- **GIVEN ENTRIES**:
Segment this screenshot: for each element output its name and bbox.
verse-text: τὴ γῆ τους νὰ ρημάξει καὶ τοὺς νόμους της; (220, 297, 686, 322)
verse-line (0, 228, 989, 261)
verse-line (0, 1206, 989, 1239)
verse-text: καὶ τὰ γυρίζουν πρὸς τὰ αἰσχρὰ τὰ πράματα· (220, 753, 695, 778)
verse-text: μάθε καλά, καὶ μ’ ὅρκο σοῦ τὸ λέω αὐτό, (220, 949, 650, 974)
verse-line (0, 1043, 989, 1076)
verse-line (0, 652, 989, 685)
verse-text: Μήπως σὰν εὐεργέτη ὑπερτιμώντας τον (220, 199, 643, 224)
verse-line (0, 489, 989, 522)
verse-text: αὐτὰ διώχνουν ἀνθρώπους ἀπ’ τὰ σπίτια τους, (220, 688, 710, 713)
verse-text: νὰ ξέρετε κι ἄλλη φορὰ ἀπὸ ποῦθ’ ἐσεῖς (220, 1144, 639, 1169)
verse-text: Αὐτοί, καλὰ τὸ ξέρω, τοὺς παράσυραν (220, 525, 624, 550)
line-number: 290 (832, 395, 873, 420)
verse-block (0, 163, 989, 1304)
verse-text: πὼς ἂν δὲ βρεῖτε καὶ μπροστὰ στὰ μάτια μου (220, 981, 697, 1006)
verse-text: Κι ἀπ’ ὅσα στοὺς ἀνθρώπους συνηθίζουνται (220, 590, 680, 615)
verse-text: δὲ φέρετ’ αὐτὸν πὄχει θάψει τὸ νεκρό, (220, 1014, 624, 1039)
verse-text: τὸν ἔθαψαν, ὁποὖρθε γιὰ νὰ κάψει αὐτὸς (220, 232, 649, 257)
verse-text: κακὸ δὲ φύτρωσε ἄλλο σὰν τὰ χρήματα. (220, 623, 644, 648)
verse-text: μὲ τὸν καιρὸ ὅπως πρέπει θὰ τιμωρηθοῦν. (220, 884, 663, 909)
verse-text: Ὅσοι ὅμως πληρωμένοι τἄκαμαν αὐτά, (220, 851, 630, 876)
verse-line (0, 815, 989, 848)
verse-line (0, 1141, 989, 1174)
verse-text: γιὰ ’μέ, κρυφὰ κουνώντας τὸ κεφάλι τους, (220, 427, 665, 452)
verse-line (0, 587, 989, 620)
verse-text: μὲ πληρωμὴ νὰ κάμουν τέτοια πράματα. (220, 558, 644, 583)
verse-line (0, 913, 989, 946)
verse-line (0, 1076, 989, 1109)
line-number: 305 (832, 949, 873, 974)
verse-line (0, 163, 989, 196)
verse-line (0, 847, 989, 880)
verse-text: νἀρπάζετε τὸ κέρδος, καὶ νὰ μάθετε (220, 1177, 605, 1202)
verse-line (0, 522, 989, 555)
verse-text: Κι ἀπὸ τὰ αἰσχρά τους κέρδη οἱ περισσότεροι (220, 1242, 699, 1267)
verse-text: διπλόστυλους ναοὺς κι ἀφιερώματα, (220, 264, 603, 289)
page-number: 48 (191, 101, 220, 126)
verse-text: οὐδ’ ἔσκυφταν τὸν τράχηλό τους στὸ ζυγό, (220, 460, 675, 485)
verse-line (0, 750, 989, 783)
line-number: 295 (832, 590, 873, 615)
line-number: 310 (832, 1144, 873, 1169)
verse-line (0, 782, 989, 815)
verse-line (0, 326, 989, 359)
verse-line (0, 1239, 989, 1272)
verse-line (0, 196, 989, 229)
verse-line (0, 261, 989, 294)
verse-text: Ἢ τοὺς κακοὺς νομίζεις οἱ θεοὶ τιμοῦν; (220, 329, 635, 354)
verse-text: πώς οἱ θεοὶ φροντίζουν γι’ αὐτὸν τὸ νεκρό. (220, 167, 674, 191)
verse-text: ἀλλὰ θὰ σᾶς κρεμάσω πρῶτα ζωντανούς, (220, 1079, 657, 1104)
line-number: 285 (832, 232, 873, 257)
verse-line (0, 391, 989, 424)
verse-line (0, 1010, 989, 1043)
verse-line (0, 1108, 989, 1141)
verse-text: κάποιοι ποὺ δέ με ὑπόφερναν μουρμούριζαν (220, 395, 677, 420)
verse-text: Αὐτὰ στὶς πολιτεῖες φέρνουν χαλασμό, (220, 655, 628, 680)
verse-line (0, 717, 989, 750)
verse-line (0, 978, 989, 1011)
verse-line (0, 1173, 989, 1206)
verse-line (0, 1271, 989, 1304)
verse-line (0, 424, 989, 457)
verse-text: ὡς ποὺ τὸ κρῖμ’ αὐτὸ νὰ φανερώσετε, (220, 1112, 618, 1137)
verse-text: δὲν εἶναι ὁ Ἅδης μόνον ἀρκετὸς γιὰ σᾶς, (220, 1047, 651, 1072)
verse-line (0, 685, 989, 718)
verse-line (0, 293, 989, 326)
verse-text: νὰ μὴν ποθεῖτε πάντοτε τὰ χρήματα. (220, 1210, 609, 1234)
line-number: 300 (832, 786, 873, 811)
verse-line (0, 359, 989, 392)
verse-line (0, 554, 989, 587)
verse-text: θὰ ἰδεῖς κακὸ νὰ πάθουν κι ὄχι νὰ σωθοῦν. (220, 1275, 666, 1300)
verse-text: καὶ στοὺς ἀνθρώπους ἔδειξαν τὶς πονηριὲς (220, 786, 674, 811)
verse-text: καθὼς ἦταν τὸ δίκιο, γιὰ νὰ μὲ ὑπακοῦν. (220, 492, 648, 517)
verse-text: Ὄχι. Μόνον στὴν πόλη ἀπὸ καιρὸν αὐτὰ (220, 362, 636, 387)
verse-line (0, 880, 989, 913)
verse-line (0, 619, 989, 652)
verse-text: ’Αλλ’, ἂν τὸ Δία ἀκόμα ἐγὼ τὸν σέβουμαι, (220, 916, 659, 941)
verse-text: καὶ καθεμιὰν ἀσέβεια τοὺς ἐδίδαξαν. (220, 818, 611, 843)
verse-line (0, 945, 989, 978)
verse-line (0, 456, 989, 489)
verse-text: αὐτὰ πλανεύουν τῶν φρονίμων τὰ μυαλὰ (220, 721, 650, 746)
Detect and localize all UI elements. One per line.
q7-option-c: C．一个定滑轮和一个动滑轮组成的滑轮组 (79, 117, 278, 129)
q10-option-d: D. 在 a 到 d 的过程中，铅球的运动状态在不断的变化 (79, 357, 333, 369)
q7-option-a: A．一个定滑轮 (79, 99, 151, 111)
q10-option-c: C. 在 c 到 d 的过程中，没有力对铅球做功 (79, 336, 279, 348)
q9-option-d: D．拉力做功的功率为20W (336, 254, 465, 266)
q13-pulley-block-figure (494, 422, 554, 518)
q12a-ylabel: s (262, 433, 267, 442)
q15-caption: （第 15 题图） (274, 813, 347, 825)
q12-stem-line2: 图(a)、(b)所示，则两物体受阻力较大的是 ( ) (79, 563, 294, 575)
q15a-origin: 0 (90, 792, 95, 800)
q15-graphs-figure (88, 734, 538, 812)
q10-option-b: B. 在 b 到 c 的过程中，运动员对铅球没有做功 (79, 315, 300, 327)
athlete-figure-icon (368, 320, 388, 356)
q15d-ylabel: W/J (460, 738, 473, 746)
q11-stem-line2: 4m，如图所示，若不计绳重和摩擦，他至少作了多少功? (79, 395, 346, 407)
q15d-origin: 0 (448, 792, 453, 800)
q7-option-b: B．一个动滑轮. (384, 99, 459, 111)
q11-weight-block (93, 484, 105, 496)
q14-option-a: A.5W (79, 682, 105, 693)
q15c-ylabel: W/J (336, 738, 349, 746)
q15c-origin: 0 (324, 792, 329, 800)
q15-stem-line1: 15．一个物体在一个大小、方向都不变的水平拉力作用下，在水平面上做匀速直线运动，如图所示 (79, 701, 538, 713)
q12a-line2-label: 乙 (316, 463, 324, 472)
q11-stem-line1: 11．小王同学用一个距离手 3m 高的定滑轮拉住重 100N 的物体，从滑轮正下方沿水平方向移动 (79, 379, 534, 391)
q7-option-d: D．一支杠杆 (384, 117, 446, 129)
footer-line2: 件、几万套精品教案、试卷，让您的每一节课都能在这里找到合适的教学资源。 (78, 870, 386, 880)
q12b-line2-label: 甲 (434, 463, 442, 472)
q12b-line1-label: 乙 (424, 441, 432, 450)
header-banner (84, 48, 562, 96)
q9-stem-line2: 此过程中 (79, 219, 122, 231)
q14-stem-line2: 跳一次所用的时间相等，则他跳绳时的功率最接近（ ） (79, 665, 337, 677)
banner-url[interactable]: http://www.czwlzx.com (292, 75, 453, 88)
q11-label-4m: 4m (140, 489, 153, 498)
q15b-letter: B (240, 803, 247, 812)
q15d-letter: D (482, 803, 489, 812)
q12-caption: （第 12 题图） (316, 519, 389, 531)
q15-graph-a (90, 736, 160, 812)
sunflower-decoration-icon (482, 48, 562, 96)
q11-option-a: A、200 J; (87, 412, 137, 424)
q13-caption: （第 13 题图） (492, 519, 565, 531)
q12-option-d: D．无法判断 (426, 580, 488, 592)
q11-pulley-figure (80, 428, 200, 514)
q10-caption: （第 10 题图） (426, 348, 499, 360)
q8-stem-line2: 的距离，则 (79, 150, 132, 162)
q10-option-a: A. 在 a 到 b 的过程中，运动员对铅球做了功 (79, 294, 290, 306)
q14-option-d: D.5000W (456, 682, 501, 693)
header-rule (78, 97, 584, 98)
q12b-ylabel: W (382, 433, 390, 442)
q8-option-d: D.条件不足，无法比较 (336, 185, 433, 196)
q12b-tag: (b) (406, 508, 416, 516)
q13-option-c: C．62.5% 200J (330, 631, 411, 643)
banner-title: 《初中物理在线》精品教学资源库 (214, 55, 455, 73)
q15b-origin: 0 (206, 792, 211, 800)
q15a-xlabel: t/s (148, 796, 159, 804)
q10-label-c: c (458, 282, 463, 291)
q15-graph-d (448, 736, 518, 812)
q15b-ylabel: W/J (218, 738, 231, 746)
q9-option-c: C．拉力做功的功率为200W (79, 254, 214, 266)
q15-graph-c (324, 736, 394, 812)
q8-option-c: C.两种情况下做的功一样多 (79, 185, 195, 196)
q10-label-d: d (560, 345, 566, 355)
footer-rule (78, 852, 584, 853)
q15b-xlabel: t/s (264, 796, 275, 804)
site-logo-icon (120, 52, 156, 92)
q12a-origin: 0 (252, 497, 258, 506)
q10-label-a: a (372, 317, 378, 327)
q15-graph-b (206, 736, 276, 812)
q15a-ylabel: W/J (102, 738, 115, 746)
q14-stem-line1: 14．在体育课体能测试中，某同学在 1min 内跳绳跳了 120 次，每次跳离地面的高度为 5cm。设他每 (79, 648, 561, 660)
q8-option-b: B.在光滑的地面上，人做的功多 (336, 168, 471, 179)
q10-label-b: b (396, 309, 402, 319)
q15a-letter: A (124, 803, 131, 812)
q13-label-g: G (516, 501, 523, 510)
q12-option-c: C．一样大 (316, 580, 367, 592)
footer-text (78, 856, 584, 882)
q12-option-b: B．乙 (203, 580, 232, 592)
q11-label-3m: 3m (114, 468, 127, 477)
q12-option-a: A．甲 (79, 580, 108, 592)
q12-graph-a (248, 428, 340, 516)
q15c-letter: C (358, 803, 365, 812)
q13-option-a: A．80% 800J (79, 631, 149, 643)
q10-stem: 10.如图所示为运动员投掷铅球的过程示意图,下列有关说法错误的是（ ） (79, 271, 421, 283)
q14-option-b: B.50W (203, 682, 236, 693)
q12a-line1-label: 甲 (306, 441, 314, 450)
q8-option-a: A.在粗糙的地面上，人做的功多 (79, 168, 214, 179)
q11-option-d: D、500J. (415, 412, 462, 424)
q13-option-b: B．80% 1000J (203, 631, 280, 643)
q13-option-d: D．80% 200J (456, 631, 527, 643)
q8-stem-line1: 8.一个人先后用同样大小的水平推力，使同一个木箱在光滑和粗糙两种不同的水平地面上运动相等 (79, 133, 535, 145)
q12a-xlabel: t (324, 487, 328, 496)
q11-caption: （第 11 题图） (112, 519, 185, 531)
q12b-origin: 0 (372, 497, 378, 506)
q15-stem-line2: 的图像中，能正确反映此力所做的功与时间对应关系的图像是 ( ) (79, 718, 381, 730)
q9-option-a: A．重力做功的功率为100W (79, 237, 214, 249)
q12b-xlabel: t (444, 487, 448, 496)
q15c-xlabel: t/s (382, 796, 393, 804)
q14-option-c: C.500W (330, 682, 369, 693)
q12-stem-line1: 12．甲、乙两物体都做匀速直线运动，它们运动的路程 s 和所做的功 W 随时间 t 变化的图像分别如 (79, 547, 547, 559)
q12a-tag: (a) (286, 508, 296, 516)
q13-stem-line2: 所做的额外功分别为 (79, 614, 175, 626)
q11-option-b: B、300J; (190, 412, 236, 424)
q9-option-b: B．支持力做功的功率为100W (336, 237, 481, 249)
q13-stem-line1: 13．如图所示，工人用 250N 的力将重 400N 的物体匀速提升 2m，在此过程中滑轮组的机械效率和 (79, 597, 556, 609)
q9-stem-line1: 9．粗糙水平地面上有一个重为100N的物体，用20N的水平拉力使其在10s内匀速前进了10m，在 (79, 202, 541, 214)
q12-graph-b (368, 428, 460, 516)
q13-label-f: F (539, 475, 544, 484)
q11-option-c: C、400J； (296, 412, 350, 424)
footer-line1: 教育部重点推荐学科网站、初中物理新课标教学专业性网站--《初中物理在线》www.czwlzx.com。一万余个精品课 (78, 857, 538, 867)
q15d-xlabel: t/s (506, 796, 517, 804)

- **TO BE DONE**: Please retype everything from the start of the records down through the line that contains "verse-line (0, 913, 989, 946)", both ends included.

- **EXERCISE ANSWER**:
Segment this screenshot: for each element output its name and bbox.
verse-text: τὴ γῆ τους νὰ ρημάξει καὶ τοὺς νόμους της; (220, 297, 686, 322)
verse-line (0, 228, 989, 261)
verse-line (0, 1206, 989, 1239)
verse-text: καὶ τὰ γυρίζουν πρὸς τὰ αἰσχρὰ τὰ πράματα· (220, 753, 695, 778)
verse-text: μάθε καλά, καὶ μ’ ὅρκο σοῦ τὸ λέω αὐτό, (220, 949, 650, 974)
verse-line (0, 1043, 989, 1076)
verse-line (0, 652, 989, 685)
verse-text: Μήπως σὰν εὐεργέτη ὑπερτιμώντας τον (220, 199, 643, 224)
verse-line (0, 489, 989, 522)
verse-text: αὐτὰ διώχνουν ἀνθρώπους ἀπ’ τὰ σπίτια τους, (220, 688, 710, 713)
verse-text: νὰ ξέρετε κι ἄλλη φορὰ ἀπὸ ποῦθ’ ἐσεῖς (220, 1144, 639, 1169)
verse-text: Αὐτοί, καλὰ τὸ ξέρω, τοὺς παράσυραν (220, 525, 624, 550)
line-number: 290 (832, 395, 873, 420)
verse-block (0, 163, 989, 1304)
verse-text: πὼς ἂν δὲ βρεῖτε καὶ μπροστὰ στὰ μάτια μου (220, 981, 697, 1006)
verse-text: Κι ἀπ’ ὅσα στοὺς ἀνθρώπους συνηθίζουνται (220, 590, 680, 615)
verse-text: δὲ φέρετ’ αὐτὸν πὄχει θάψει τὸ νεκρό, (220, 1014, 624, 1039)
verse-text: τὸν ἔθαψαν, ὁποὖρθε γιὰ νὰ κάψει αὐτὸς (220, 232, 649, 257)
verse-text: κακὸ δὲ φύτρωσε ἄλλο σὰν τὰ χρήματα. (220, 623, 644, 648)
verse-text: μὲ τὸν καιρὸ ὅπως πρέπει θὰ τιμωρηθοῦν. (220, 884, 663, 909)
verse-text: Ὅσοι ὅμως πληρωμένοι τἄκαμαν αὐτά, (220, 851, 630, 876)
verse-line (0, 815, 989, 848)
verse-line (0, 1141, 989, 1174)
verse-text: γιὰ ’μέ, κρυφὰ κουνώντας τὸ κεφάλι τους, (220, 427, 665, 452)
verse-line (0, 587, 989, 620)
verse-text: μὲ πληρωμὴ νὰ κάμουν τέτοια πράματα. (220, 558, 644, 583)
verse-line (0, 913, 989, 946)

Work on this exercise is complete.